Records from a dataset
· · ·

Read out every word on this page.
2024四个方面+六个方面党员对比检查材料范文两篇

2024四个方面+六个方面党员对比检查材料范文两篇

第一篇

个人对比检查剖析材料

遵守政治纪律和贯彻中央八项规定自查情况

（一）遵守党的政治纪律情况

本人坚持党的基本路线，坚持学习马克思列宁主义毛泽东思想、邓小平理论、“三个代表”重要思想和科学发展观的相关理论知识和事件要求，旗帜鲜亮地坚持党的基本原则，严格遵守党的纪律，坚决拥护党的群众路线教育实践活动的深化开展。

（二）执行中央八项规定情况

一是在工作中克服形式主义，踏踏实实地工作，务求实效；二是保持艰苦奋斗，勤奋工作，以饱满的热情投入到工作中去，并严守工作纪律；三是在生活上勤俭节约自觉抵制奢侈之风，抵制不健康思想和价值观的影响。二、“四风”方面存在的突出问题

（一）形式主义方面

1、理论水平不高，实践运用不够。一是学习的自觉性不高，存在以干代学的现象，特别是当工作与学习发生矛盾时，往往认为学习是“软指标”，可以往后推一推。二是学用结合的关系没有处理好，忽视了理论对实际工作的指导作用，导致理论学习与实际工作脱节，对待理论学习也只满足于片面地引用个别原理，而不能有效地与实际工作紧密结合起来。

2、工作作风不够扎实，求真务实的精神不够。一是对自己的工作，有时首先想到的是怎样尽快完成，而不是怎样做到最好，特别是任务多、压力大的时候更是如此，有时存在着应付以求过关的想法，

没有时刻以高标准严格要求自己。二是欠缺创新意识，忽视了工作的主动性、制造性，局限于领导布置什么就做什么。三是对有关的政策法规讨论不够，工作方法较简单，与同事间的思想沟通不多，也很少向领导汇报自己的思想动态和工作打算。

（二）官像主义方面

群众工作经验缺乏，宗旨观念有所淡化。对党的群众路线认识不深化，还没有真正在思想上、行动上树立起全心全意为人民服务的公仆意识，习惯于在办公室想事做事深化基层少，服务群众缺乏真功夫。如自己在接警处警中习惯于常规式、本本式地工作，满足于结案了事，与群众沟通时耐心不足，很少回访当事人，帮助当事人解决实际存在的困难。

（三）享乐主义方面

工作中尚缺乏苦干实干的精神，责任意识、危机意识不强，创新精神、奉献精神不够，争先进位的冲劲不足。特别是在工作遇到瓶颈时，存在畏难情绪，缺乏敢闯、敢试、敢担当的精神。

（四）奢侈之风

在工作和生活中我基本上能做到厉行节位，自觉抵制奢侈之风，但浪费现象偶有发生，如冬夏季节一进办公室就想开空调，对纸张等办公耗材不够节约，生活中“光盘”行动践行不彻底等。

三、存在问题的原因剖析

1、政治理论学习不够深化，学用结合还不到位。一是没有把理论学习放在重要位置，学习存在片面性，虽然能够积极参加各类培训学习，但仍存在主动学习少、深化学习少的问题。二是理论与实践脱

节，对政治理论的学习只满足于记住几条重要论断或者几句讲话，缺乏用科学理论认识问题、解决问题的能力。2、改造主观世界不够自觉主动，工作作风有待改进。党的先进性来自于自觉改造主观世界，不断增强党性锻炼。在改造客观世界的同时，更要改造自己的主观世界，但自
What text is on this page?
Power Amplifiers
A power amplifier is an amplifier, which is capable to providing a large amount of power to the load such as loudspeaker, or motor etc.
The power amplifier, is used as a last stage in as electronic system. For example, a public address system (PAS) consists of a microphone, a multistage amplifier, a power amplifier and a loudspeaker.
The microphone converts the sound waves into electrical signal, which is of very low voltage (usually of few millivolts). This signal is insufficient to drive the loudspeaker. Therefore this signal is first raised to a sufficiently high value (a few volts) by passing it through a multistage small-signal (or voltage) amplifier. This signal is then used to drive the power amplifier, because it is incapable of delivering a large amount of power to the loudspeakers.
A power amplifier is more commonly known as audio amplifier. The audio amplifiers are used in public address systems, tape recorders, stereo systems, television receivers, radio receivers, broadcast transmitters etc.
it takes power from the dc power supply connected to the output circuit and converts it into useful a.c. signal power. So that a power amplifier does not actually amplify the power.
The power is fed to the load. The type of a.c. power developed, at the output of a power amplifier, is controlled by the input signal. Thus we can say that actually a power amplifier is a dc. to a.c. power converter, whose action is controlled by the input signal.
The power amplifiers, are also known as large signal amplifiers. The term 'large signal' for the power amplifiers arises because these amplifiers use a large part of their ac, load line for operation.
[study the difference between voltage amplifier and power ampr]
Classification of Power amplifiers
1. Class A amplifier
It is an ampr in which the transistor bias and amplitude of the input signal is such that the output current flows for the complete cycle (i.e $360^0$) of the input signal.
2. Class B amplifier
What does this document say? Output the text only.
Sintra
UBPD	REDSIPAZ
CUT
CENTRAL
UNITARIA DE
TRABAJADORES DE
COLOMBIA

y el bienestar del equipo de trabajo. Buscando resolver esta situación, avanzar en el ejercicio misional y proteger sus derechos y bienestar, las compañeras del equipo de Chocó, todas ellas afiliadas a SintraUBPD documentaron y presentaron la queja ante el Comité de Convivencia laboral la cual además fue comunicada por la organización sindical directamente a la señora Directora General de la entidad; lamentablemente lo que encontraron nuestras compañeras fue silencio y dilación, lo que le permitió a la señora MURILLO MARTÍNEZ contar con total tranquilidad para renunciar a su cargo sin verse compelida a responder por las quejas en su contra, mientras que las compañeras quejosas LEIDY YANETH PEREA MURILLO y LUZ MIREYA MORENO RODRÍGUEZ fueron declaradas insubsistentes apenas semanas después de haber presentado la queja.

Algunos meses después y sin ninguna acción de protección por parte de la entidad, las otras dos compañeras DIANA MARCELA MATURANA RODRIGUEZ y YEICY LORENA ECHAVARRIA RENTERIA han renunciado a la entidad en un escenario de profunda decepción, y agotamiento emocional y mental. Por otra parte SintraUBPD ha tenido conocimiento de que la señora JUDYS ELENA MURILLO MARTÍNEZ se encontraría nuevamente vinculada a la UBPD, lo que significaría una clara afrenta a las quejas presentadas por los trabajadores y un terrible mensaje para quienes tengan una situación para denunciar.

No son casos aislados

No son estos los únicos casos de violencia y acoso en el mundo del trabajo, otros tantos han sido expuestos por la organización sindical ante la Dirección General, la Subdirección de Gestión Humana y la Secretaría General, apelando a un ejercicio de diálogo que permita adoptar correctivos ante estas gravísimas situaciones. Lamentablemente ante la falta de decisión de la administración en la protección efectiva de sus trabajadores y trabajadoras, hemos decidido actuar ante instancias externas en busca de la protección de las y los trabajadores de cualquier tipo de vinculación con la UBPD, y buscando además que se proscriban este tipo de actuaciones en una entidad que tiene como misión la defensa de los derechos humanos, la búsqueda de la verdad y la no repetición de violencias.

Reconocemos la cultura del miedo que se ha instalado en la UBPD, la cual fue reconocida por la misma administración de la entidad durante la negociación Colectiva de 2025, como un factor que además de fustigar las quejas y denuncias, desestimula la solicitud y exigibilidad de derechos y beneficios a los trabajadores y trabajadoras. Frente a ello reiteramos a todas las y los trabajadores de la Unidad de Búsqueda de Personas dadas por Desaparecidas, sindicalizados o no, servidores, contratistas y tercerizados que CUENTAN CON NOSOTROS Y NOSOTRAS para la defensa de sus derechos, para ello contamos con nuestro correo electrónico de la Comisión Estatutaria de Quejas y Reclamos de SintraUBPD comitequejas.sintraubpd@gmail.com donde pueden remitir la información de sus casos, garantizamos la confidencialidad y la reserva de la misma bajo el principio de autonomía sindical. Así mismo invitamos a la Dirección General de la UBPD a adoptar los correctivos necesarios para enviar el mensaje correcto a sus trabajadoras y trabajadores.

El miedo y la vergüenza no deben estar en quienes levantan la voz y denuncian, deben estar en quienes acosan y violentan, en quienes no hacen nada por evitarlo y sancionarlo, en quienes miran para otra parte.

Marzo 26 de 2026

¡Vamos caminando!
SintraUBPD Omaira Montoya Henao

· · ·

● PROBLEM REQUIREMENTS
Identify the lines in the entries that hold "because" and return each one.

● PROBLEM SOLUTION
The microphone converts the sound waves into electrical signal, which is of very low voltage (usually of few millivolts). This signal is insufficient to drive the loudspeaker. Therefore this signal is first raised to a sufficiently high value (a few volts) by passing it through a multistage small-signal (or voltage) amplifier. This signal is then used to drive the power amplifier, because it is incapable of delivering a large amount of power to the loudspeakers.
The power amplifiers, are also known as large signal amplifiers. The term 'large signal' for the power amplifiers arises because these amplifiers use a large part of their ac, load line for operation.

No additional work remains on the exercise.